- GOAL OF THE EXERCISE -
All of the material below is to be repeated exactly.
▽
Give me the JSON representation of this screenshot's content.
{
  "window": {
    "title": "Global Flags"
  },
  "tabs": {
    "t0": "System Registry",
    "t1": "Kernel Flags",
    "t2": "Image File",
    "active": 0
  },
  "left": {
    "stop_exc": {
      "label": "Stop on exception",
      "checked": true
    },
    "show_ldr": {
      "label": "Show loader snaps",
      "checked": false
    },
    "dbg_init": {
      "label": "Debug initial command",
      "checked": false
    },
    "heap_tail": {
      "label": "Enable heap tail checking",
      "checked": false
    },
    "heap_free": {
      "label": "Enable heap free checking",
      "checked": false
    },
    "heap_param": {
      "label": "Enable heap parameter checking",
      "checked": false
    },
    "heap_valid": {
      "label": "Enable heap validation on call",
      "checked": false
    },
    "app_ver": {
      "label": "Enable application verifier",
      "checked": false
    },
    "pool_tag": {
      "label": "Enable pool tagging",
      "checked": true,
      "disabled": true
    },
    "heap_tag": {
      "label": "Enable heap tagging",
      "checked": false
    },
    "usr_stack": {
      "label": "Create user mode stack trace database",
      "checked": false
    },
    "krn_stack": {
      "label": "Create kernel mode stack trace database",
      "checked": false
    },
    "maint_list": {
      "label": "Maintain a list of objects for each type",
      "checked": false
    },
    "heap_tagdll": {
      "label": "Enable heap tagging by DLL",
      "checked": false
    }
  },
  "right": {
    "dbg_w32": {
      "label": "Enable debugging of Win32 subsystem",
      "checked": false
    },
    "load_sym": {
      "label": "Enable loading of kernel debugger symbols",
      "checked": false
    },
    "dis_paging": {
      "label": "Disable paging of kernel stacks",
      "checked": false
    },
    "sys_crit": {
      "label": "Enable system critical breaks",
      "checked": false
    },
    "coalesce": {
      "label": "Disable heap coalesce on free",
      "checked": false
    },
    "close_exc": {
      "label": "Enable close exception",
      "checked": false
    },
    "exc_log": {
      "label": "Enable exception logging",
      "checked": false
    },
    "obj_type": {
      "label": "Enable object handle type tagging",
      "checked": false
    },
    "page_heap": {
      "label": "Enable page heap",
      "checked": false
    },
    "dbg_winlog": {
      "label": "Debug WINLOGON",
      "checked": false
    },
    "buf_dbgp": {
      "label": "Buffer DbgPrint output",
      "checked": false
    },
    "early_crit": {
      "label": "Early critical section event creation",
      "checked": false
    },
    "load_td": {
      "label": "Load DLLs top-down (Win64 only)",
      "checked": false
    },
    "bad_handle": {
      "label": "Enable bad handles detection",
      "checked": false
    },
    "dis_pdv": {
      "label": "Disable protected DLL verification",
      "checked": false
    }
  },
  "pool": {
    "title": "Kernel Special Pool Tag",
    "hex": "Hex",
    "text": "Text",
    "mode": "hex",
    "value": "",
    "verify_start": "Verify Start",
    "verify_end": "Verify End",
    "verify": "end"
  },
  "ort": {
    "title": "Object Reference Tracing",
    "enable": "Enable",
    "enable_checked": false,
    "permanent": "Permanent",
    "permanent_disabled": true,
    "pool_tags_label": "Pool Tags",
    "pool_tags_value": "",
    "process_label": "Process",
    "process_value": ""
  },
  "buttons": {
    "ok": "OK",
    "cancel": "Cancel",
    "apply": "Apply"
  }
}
△
- IN RESPONSE -
Give me the JSON representation of this screenshot's content.
{
  "window": {
    "title": "Global Flags"
  },
  "tabs": {
    "t0": "System Registry",
    "t1": "Kernel Flags",
    "t2": "Image File",
    "active": 0
  },
  "left": {
    "stop_exc": {
      "label": "Stop on exception",
      "checked": true
    },
    "show_ldr": {
      "label": "Show loader snaps",
      "checked": false
    },
    "dbg_init": {
      "label": "Debug initial command",
      "checked": false
    },
    "heap_tail": {
      "label": "Enable heap tail checking",
      "checked": false
    },
    "heap_free": {
      "label": "Enable heap free checking",
      "checked": false
    },
    "heap_param": {
      "label": "Enable heap parameter checking",
      "checked": false
    },
    "heap_valid": {
      "label": "Enable heap validation on call",
      "checked": false
    },
    "app_ver": {
      "label": "Enable application verifier",
      "checked": false
    },
    "pool_tag": {
      "label": "Enable pool tagging",
      "checked": true,
      "disabled": true
    },
    "heap_tag": {
      "label": "Enable heap tagging",
      "checked": false
    },
    "usr_stack": {
      "label": "Create user mode stack trace database",
      "checked": false
    },
    "krn_stack": {
      "label": "Create kernel mode stack trace database",
      "checked": false
    },
    "maint_list": {
      "label": "Maintain a list of objects for each type",
      "checked": false
    },
    "heap_tagdll": {
      "label": "Enable heap tagging by DLL",
      "checked": false
    }
  },
  "right": {
    "dbg_w32": {
      "label": "Enable debugging of Win32 subsystem",
      "checked": false
    },
    "load_sym": {
      "label": "Enable loading of kernel debugger symbols",
      "checked": false
    },
    "dis_paging": {
      "label": "Disable paging of kernel stacks",
      "checked": false
    },
    "sys_crit": {
      "label": "Enable system critical breaks",
      "checked": false
    },
    "coalesce": {
      "label": "Disable heap coalesce on free",
      "checked": false
    },
    "close_exc": {
      "label": "Enable close exception",
      "checked": false
    },
    "exc_log": {
      "label": "Enable exception logging",
      "checked": false
    },
    "obj_type": {
      "label": "Enable object handle type tagging",
      "checked": false
    },
    "page_heap": {
      "label": "Enable page heap",
      "checked": false
    },
    "dbg_winlog": {
      "label": "Debug WINLOGON",
      "checked": false
    },
    "buf_dbgp": {
      "label": "Buffer DbgPrint output",
      "checked": false
    },
    "early_crit": {
      "label": "Early critical section event creation",
      "checked": false
    },
    "load_td": {
      "label": "Load DLLs top-down (Win64 only)",
      "checked": false
    },
    "bad_handle": {
      "label": "Enable bad handles detection",
      "checked": false
    },
    "dis_pdv": {
      "label": "Disable protected DLL verification",
      "checked": false
    }
  },
  "pool": {
    "title": "Kernel Special Pool Tag",
    "hex": "Hex",
    "text": "Text",
    "mode": "hex",
    "value": "",
    "verify_start": "Verify Start",
    "verify_end": "Verify End",
    "verify": "end"
  },
  "ort": {
    "title": "Object Reference Tracing",
    "enable": "Enable",
    "enable_checked": false,
    "permanent": "Permanent",
    "permanent_disabled": true,
    "pool_tags_label": "Pool Tags",
    "pool_tags_value": "",
    "process_label": "Process",
    "process_value": ""
  },
  "buttons": {
    "ok": "OK",
    "cancel": "Cancel",
    "apply": "Apply"
  }
}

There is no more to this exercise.